## Exercise details
All the data below goes into the copy word for word, but the pictures don't.

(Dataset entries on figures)
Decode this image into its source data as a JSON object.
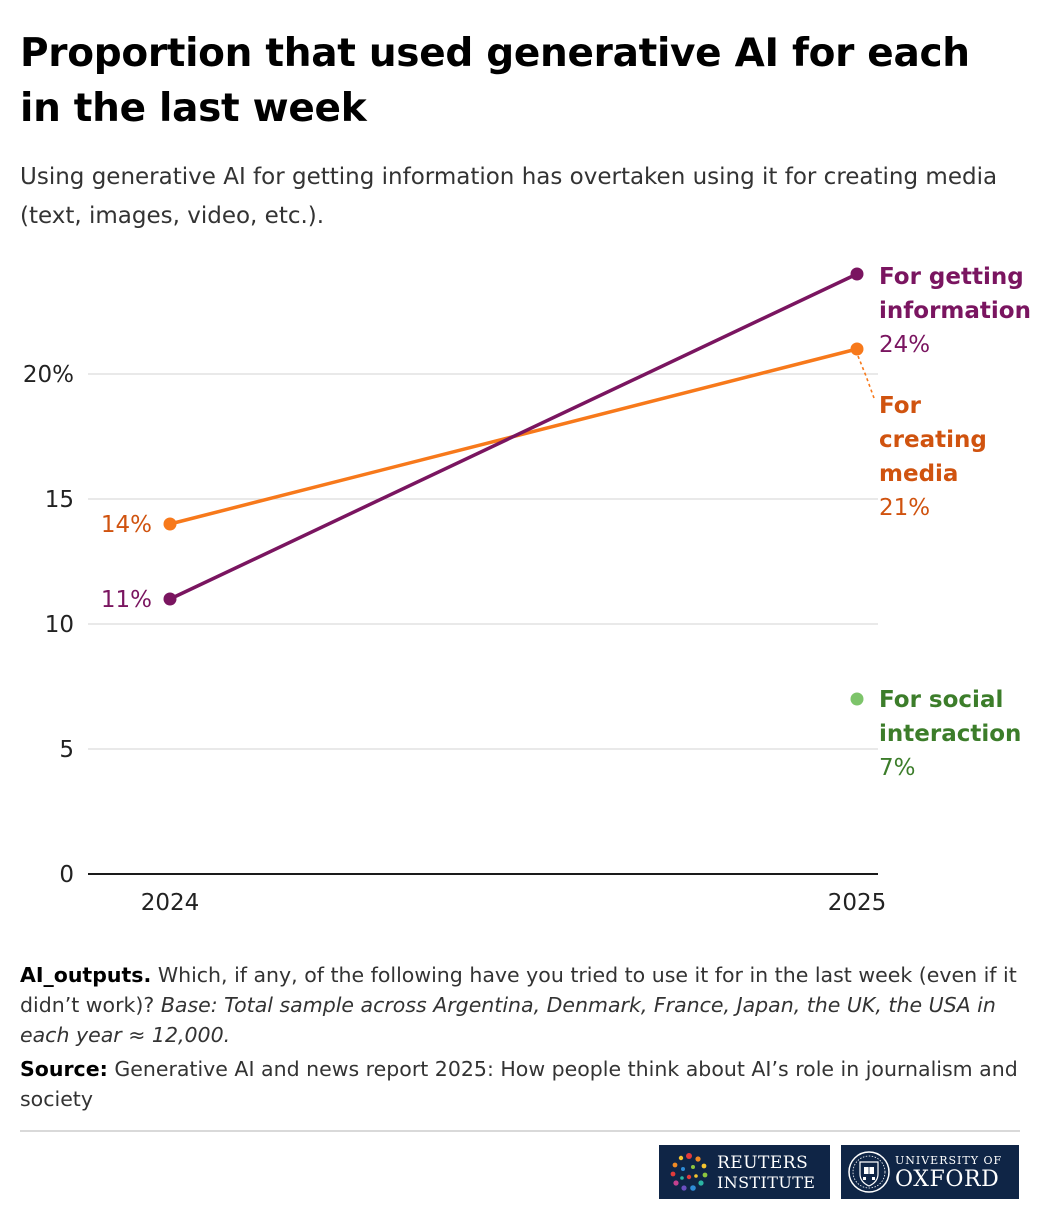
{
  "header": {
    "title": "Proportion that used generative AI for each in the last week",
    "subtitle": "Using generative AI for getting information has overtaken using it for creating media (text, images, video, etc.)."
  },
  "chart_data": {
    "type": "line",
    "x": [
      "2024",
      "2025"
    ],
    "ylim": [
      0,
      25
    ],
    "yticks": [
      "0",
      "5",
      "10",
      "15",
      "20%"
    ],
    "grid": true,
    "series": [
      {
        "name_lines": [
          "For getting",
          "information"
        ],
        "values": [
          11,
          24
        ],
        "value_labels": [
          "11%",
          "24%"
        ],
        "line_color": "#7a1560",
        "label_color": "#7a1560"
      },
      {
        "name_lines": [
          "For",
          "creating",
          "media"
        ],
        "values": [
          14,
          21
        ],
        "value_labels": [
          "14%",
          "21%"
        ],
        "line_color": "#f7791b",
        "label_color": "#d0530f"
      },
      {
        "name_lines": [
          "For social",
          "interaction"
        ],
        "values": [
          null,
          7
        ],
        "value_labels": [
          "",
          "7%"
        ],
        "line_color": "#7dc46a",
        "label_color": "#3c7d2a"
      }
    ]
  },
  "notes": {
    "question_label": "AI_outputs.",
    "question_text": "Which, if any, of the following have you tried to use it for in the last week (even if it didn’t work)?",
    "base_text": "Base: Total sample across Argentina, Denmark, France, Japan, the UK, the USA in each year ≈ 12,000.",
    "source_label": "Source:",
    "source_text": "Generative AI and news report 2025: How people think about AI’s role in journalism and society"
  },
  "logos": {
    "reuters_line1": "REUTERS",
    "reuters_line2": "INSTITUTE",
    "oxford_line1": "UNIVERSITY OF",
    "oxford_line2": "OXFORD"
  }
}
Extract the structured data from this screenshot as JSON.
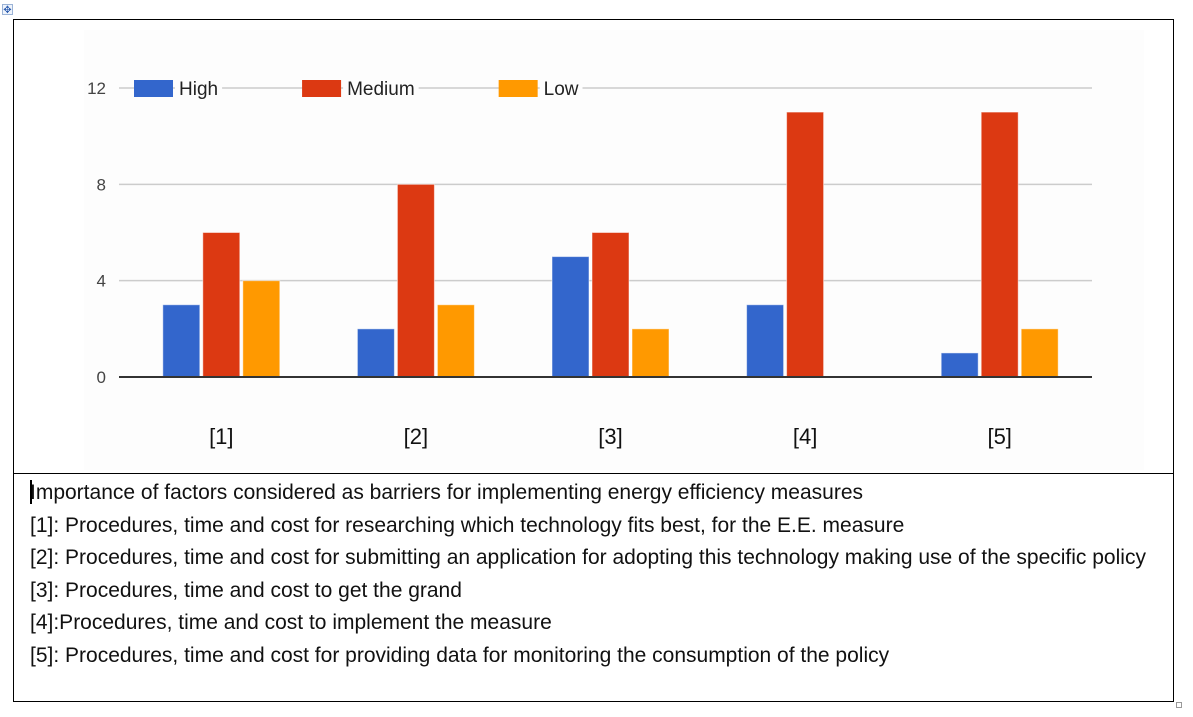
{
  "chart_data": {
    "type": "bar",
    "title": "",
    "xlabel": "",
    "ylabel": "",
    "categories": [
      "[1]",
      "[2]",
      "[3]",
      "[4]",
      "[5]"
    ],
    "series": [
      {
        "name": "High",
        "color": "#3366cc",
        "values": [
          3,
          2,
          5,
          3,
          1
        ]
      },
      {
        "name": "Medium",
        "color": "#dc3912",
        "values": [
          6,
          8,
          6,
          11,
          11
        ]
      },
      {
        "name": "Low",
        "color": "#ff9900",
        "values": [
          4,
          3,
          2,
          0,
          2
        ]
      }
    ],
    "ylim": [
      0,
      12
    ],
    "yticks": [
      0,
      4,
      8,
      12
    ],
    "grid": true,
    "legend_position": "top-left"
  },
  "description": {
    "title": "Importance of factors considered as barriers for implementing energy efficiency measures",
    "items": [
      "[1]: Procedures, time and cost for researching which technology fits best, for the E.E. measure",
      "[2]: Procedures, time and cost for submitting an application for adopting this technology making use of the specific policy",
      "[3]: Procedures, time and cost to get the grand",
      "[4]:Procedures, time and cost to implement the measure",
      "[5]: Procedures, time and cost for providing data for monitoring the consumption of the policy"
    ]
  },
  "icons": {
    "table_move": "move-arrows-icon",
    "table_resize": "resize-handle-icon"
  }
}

## The response
Decode this image into its source data as a JSON object.
{
  "header": {
    "title": "Proportion that used generative AI for each in the last week",
    "subtitle": "Using generative AI for getting information has overtaken using it for creating media (text, images, video, etc.)."
  },
  "chart_data": {
    "type": "line",
    "x": [
      "2024",
      "2025"
    ],
    "ylim": [
      0,
      25
    ],
    "yticks": [
      "0",
      "5",
      "10",
      "15",
      "20%"
    ],
    "grid": true,
    "series": [
      {
        "name_lines": [
          "For getting",
          "information"
        ],
        "values": [
          11,
          24
        ],
        "value_labels": [
          "11%",
          "24%"
        ],
        "line_color": "#7a1560",
        "label_color": "#7a1560"
      },
      {
        "name_lines": [
          "For",
          "creating",
          "media"
        ],
        "values": [
          14,
          21
        ],
        "value_labels": [
          "14%",
          "21%"
        ],
        "line_color": "#f7791b",
        "label_color": "#d0530f"
      },
      {
        "name_lines": [
          "For social",
          "interaction"
        ],
        "values": [
          null,
          7
        ],
        "value_labels": [
          "",
          "7%"
        ],
        "line_color": "#7dc46a",
        "label_color": "#3c7d2a"
      }
    ]
  },
  "notes": {
    "question_label": "AI_outputs.",
    "question_text": "Which, if any, of the following have you tried to use it for in the last week (even if it didn’t work)?",
    "base_text": "Base: Total sample across Argentina, Denmark, France, Japan, the UK, the USA in each year ≈ 12,000.",
    "source_label": "Source:",
    "source_text": "Generative AI and news report 2025: How people think about AI’s role in journalism and society"
  },
  "logos": {
    "reuters_line1": "REUTERS",
    "reuters_line2": "INSTITUTE",
    "oxford_line1": "UNIVERSITY OF",
    "oxford_line2": "OXFORD"
  }
}
Extract the structured data from this screenshot as JSON.
{
  "chart_data": {
    "type": "bar",
    "title": "",
    "xlabel": "",
    "ylabel": "",
    "categories": [
      "[1]",
      "[2]",
      "[3]",
      "[4]",
      "[5]"
    ],
    "series": [
      {
        "name": "High",
        "color": "#3366cc",
        "values": [
          3,
          2,
          5,
          3,
          1
        ]
      },
      {
        "name": "Medium",
        "color": "#dc3912",
        "values": [
          6,
          8,
          6,
          11,
          11
        ]
      },
      {
        "name": "Low",
        "color": "#ff9900",
        "values": [
          4,
          3,
          2,
          0,
          2
        ]
      }
    ],
    "ylim": [
      0,
      12
    ],
    "yticks": [
      0,
      4,
      8,
      12
    ],
    "grid": true,
    "legend_position": "top-left"
  },
  "description": {
    "title": "Importance of factors considered as barriers for implementing energy efficiency measures",
    "items": [
      "[1]: Procedures, time and cost for researching which technology fits best, for the E.E. measure",
      "[2]: Procedures, time and cost for submitting an application for adopting this technology making use of the specific policy",
      "[3]: Procedures, time and cost to get the grand",
      "[4]:Procedures, time and cost to implement the measure",
      "[5]: Procedures, time and cost for providing data for monitoring the consumption of the policy"
    ]
  },
  "icons": {
    "table_move": "move-arrows-icon",
    "table_resize": "resize-handle-icon"
  }
}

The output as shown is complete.